→ Task details
Every entry needs to be printed exactly, please.
[start Stored rows]
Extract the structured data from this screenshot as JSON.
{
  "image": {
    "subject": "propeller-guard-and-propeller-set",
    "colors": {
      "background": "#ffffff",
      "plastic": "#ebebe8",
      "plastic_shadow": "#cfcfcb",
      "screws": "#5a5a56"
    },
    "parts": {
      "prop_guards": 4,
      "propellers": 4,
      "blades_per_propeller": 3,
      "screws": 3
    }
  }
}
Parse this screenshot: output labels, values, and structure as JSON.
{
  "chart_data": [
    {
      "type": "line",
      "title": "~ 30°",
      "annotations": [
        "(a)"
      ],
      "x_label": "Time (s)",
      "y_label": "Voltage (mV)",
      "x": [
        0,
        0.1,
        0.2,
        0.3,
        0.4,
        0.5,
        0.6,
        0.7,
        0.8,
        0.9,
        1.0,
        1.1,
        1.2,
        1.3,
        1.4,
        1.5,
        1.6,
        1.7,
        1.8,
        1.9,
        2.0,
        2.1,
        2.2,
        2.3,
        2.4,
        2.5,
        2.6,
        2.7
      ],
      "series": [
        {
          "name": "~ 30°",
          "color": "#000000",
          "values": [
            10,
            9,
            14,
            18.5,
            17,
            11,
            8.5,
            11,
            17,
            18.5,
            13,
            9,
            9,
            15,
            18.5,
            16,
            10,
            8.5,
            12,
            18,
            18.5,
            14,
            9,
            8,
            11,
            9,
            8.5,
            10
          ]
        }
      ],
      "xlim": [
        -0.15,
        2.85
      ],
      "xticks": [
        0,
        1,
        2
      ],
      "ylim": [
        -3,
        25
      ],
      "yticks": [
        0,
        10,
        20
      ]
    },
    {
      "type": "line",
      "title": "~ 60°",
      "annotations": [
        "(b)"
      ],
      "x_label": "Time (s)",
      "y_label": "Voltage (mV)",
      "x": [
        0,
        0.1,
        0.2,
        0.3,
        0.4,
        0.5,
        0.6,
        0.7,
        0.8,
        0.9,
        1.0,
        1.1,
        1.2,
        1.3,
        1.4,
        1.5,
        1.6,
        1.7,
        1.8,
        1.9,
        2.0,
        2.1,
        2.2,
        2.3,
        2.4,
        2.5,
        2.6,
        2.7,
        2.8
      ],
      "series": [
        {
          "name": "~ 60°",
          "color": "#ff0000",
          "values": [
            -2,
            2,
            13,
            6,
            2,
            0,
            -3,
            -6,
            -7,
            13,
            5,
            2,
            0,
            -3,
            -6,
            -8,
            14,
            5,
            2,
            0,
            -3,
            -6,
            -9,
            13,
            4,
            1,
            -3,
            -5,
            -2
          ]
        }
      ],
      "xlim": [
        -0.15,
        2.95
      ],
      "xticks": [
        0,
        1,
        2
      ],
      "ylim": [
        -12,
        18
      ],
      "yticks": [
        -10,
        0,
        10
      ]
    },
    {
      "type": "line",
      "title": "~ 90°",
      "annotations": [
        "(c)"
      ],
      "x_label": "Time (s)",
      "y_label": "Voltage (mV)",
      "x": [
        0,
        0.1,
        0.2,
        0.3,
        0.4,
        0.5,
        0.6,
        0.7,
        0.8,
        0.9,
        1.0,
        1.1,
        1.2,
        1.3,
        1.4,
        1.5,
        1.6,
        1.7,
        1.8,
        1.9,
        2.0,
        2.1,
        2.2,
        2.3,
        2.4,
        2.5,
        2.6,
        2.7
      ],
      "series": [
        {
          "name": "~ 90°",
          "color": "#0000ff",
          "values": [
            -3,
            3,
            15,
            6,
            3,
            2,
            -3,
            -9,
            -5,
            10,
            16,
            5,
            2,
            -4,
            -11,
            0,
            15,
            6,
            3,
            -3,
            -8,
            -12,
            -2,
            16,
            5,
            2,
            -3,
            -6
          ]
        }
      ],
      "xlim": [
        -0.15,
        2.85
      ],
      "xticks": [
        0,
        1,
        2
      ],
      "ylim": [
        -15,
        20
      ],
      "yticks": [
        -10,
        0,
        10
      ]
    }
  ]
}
[end Stored rows]
→ Response to this exercise
Extract the structured data from this screenshot as JSON.
{
  "image": {
    "subject": "propeller-guard-and-propeller-set",
    "colors": {
      "background": "#ffffff",
      "plastic": "#ebebe8",
      "plastic_shadow": "#cfcfcb",
      "screws": "#5a5a56"
    },
    "parts": {
      "prop_guards": 4,
      "propellers": 4,
      "blades_per_propeller": 3,
      "screws": 3
    }
  }
}
Parse this screenshot: output labels, values, and structure as JSON.
{
  "chart_data": [
    {
      "type": "line",
      "title": "~ 30°",
      "annotations": [
        "(a)"
      ],
      "x_label": "Time (s)",
      "y_label": "Voltage (mV)",
      "x": [
        0,
        0.1,
        0.2,
        0.3,
        0.4,
        0.5,
        0.6,
        0.7,
        0.8,
        0.9,
        1.0,
        1.1,
        1.2,
        1.3,
        1.4,
        1.5,
        1.6,
        1.7,
        1.8,
        1.9,
        2.0,
        2.1,
        2.2,
        2.3,
        2.4,
        2.5,
        2.6,
        2.7
      ],
      "series": [
        {
          "name": "~ 30°",
          "color": "#000000",
          "values": [
            10,
            9,
            14,
            18.5,
            17,
            11,
            8.5,
            11,
            17,
            18.5,
            13,
            9,
            9,
            15,
            18.5,
            16,
            10,
            8.5,
            12,
            18,
            18.5,
            14,
            9,
            8,
            11,
            9,
            8.5,
            10
          ]
        }
      ],
      "xlim": [
        -0.15,
        2.85
      ],
      "xticks": [
        0,
        1,
        2
      ],
      "ylim": [
        -3,
        25
      ],
      "yticks": [
        0,
        10,
        20
      ]
    },
    {
      "type": "line",
      "title": "~ 60°",
      "annotations": [
        "(b)"
      ],
      "x_label": "Time (s)",
      "y_label": "Voltage (mV)",
      "x": [
        0,
        0.1,
        0.2,
        0.3,
        0.4,
        0.5,
        0.6,
        0.7,
        0.8,
        0.9,
        1.0,
        1.1,
        1.2,
        1.3,
        1.4,
        1.5,
        1.6,
        1.7,
        1.8,
        1.9,
        2.0,
        2.1,
        2.2,
        2.3,
        2.4,
        2.5,
        2.6,
        2.7,
        2.8
      ],
      "series": [
        {
          "name": "~ 60°",
          "color": "#ff0000",
          "values": [
            -2,
            2,
            13,
            6,
            2,
            0,
            -3,
            -6,
            -7,
            13,
            5,
            2,
            0,
            -3,
            -6,
            -8,
            14,
            5,
            2,
            0,
            -3,
            -6,
            -9,
            13,
            4,
            1,
            -3,
            -5,
            -2
          ]
        }
      ],
      "xlim": [
        -0.15,
        2.95
      ],
      "xticks": [
        0,
        1,
        2
      ],
      "ylim": [
        -12,
        18
      ],
      "yticks": [
        -10,
        0,
        10
      ]
    },
    {
      "type": "line",
      "title": "~ 90°",
      "annotations": [
        "(c)"
      ],
      "x_label": "Time (s)",
      "y_label": "Voltage (mV)",
      "x": [
        0,
        0.1,
        0.2,
        0.3,
        0.4,
        0.5,
        0.6,
        0.7,
        0.8,
        0.9,
        1.0,
        1.1,
        1.2,
        1.3,
        1.4,
        1.5,
        1.6,
        1.7,
        1.8,
        1.9,
        2.0,
        2.1,
        2.2,
        2.3,
        2.4,
        2.5,
        2.6,
        2.7
      ],
      "series": [
        {
          "name": "~ 90°",
          "color": "#0000ff",
          "values": [
            -3,
            3,
            15,
            6,
            3,
            2,
            -3,
            -9,
            -5,
            10,
            16,
            5,
            2,
            -4,
            -11,
            0,
            15,
            6,
            3,
            -3,
            -8,
            -12,
            -2,
            16,
            5,
            2,
            -3,
            -6
          ]
        }
      ],
      "xlim": [
        -0.15,
        2.85
      ],
      "xticks": [
        0,
        1,
        2
      ],
      "ylim": [
        -15,
        20
      ],
      "yticks": [
        -10,
        0,
        10
      ]
    }
  ]
}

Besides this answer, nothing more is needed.